Structured figure records:
····················

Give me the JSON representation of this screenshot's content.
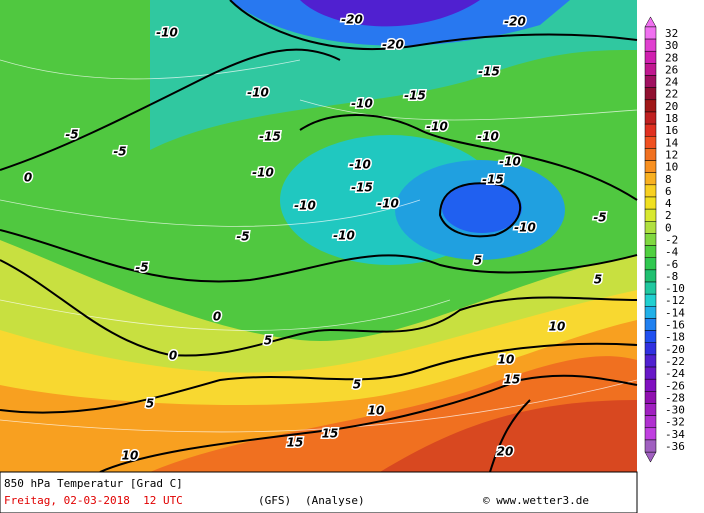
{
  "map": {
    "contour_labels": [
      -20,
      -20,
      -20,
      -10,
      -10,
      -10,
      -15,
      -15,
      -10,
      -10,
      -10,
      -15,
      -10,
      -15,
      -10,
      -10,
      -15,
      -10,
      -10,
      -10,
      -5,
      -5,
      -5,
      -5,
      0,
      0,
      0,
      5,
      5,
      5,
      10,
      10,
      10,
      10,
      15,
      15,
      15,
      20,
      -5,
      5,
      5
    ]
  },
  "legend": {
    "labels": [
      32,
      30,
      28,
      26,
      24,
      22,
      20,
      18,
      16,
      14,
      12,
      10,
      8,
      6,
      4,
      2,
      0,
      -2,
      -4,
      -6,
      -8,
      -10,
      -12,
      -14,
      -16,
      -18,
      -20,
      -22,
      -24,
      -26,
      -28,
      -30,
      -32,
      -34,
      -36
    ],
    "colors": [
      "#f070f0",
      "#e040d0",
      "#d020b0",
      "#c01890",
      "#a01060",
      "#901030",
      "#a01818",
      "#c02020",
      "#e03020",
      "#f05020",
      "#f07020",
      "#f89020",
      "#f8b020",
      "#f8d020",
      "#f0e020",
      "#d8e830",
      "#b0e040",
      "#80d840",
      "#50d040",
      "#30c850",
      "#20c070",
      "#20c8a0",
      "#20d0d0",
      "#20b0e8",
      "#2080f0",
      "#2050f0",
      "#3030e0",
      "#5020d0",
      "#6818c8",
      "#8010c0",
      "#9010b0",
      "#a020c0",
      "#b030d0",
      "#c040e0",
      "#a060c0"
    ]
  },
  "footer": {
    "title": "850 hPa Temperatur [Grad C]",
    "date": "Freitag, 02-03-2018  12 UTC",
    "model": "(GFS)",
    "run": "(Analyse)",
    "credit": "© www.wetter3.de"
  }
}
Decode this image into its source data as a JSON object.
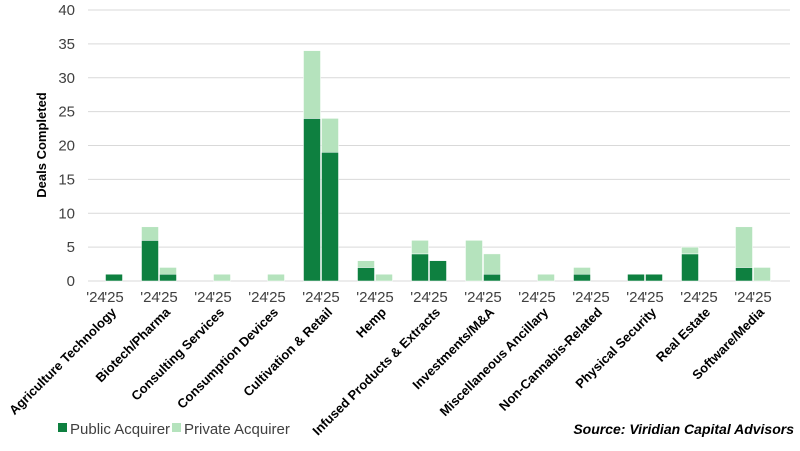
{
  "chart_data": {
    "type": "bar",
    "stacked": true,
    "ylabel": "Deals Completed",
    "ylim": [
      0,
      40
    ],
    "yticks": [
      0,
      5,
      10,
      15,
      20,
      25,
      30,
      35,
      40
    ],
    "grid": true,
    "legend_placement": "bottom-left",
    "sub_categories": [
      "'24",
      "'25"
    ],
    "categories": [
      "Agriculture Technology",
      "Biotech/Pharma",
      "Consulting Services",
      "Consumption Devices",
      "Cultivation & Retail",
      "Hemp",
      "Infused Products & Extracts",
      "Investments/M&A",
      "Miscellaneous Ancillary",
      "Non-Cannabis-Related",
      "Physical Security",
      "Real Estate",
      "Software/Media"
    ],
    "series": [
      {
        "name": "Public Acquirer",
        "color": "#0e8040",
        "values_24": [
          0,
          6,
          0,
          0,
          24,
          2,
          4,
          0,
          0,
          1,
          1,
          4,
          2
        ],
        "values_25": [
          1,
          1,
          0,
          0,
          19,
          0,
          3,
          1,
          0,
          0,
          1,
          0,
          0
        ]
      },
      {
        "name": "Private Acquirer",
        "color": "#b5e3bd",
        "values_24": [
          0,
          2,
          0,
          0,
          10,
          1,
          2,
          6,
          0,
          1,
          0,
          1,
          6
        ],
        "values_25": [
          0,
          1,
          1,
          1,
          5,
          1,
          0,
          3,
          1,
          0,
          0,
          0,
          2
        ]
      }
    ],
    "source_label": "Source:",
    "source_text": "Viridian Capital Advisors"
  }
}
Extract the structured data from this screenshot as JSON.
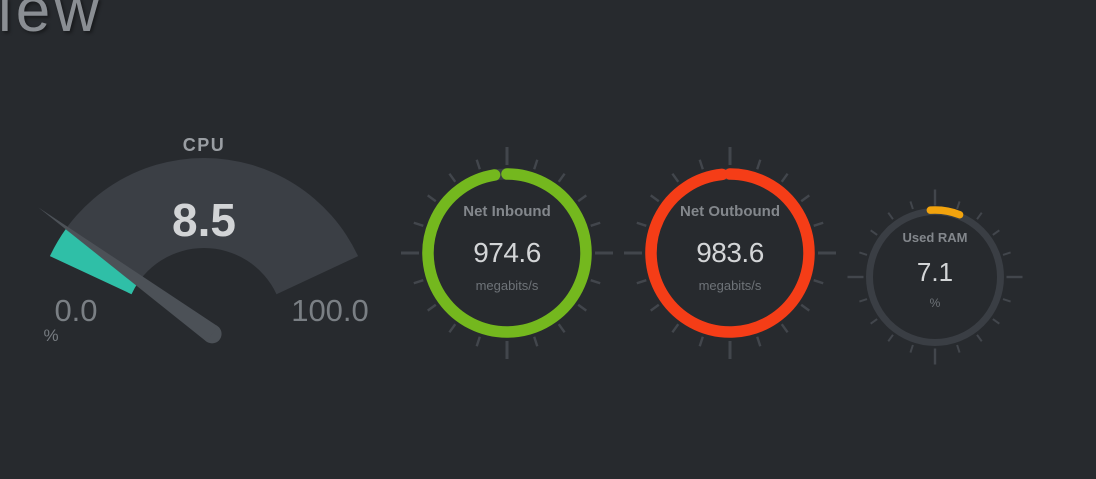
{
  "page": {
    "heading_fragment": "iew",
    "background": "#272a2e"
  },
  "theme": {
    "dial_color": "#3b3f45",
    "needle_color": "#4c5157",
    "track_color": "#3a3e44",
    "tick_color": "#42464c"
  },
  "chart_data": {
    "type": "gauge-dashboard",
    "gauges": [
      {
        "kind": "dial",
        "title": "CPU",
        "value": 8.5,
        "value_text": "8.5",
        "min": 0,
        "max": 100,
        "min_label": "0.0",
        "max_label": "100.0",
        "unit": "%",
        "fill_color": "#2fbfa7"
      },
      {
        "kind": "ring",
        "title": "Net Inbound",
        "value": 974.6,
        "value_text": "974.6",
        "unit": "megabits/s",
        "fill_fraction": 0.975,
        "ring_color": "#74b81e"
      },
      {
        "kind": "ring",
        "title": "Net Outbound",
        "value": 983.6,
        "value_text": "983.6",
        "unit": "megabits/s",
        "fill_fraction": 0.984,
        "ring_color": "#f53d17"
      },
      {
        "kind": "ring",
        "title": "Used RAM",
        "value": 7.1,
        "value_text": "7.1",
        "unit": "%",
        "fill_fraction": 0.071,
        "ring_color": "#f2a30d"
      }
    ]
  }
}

····················

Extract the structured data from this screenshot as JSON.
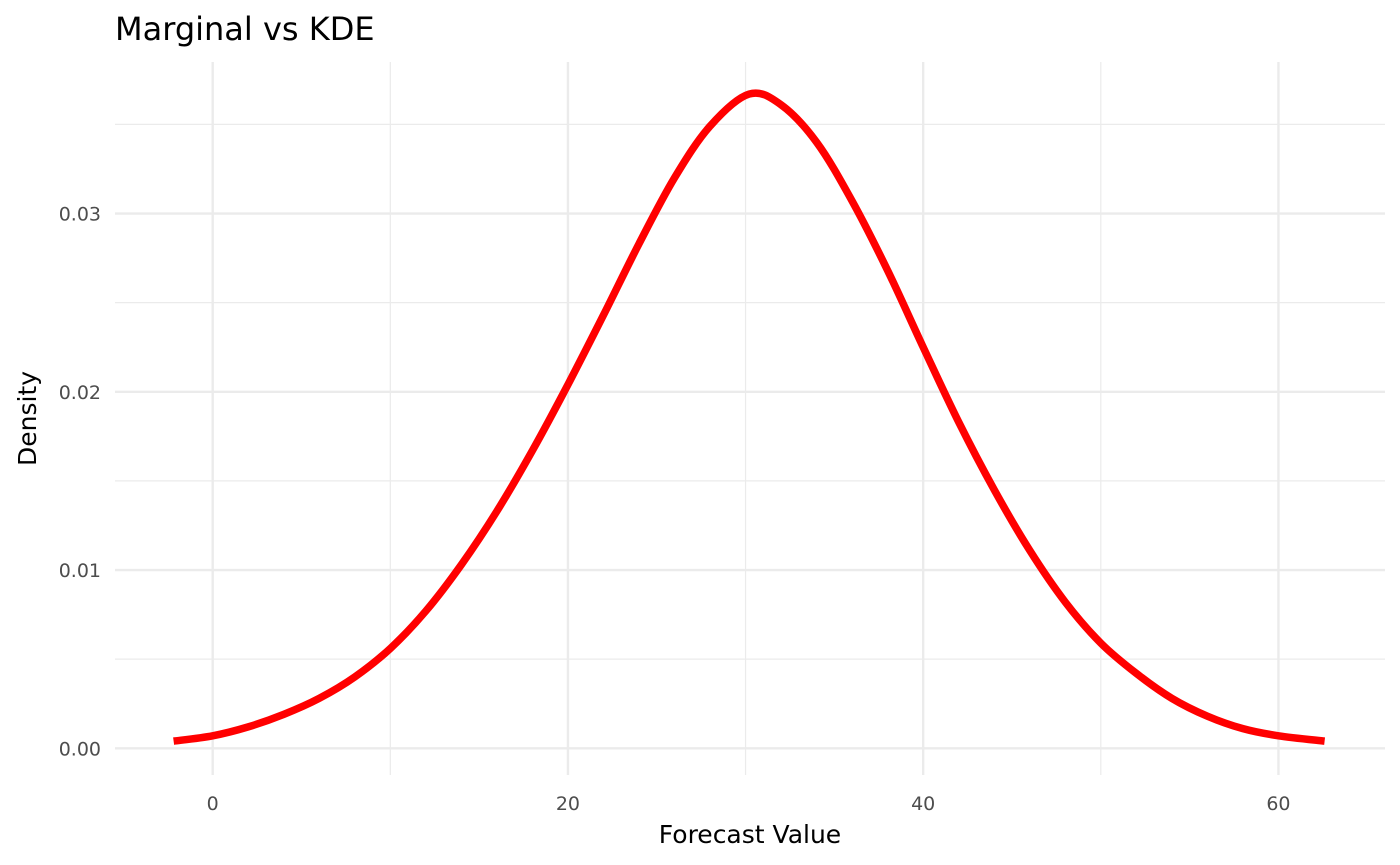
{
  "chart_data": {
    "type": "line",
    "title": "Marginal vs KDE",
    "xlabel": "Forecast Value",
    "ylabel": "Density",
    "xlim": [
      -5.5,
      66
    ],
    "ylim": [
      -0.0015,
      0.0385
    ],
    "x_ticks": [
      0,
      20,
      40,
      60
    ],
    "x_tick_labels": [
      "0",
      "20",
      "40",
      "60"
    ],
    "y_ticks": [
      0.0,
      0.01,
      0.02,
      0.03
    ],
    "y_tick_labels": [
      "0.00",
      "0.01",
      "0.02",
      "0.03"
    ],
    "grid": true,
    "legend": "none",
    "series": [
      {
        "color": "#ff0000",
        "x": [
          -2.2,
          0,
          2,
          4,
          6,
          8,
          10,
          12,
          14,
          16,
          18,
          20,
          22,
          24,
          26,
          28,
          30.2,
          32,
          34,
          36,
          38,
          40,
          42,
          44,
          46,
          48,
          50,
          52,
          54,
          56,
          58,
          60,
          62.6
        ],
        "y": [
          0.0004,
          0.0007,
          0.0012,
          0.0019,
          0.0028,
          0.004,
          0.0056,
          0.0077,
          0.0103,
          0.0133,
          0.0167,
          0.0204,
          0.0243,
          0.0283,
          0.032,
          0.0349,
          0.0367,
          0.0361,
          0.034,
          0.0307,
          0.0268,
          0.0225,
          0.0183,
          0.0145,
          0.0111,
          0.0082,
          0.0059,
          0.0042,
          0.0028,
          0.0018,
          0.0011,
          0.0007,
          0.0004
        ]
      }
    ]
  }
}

····················

THE PROBLEM: Find the count of lines in the data above where the string "name" occurs. Provide that number alone.

EXERCISE RESULT: 2